**WHAT TO WORK ON:** Only those lines running from the line that contains "Read out every word on this page." through the end of the material are to be written out, each exactly as shown.

◇ ◇ ◇ ◇

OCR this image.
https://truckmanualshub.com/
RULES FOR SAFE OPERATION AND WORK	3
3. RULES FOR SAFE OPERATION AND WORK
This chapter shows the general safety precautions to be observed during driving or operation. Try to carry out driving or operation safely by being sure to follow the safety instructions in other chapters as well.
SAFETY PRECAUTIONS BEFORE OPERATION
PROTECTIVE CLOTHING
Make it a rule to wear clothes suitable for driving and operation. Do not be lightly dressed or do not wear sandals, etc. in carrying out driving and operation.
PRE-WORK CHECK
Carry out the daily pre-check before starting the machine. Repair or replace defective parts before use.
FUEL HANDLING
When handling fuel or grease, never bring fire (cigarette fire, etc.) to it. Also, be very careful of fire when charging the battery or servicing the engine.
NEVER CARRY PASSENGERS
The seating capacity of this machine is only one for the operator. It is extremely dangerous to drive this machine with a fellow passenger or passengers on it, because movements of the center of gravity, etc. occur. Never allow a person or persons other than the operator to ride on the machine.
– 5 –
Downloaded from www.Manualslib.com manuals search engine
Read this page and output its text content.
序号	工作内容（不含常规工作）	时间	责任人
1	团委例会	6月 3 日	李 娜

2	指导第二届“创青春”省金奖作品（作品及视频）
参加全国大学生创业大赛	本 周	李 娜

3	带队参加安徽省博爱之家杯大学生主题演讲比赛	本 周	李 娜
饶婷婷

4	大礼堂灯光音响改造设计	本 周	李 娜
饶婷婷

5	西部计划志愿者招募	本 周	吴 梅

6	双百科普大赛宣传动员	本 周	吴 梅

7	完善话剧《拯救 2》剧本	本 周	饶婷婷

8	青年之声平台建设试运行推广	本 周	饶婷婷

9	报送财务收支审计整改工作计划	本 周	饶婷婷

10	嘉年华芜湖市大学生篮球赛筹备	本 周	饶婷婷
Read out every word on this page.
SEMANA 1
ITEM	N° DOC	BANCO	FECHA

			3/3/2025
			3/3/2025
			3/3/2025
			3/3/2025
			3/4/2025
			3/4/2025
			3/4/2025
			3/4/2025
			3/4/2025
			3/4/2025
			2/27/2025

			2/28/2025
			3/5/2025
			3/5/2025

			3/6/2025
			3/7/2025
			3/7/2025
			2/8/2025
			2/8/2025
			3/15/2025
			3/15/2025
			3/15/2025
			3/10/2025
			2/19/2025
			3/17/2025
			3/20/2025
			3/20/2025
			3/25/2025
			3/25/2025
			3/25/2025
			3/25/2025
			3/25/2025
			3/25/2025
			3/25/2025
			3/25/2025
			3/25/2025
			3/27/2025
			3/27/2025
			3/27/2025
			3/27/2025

◇ ◇ ◇ ◇

**EXERCISE ANSWER:**
Read out every word on this page.
SEMANA 1
ITEM	N° DOC	BANCO	FECHA

			3/3/2025
			3/3/2025
			3/3/2025
			3/3/2025
			3/4/2025
			3/4/2025
			3/4/2025
			3/4/2025
			3/4/2025
			3/4/2025
			2/27/2025

			2/28/2025
			3/5/2025
			3/5/2025

			3/6/2025
			3/7/2025
			3/7/2025
			2/8/2025
			2/8/2025
			3/15/2025
			3/15/2025
			3/15/2025
			3/10/2025
			2/19/2025
			3/17/2025
			3/20/2025
			3/20/2025
			3/25/2025
			3/25/2025
			3/25/2025
			3/25/2025
			3/25/2025
			3/25/2025
			3/25/2025
			3/25/2025
			3/25/2025
			3/27/2025
			3/27/2025
			3/27/2025
			3/27/2025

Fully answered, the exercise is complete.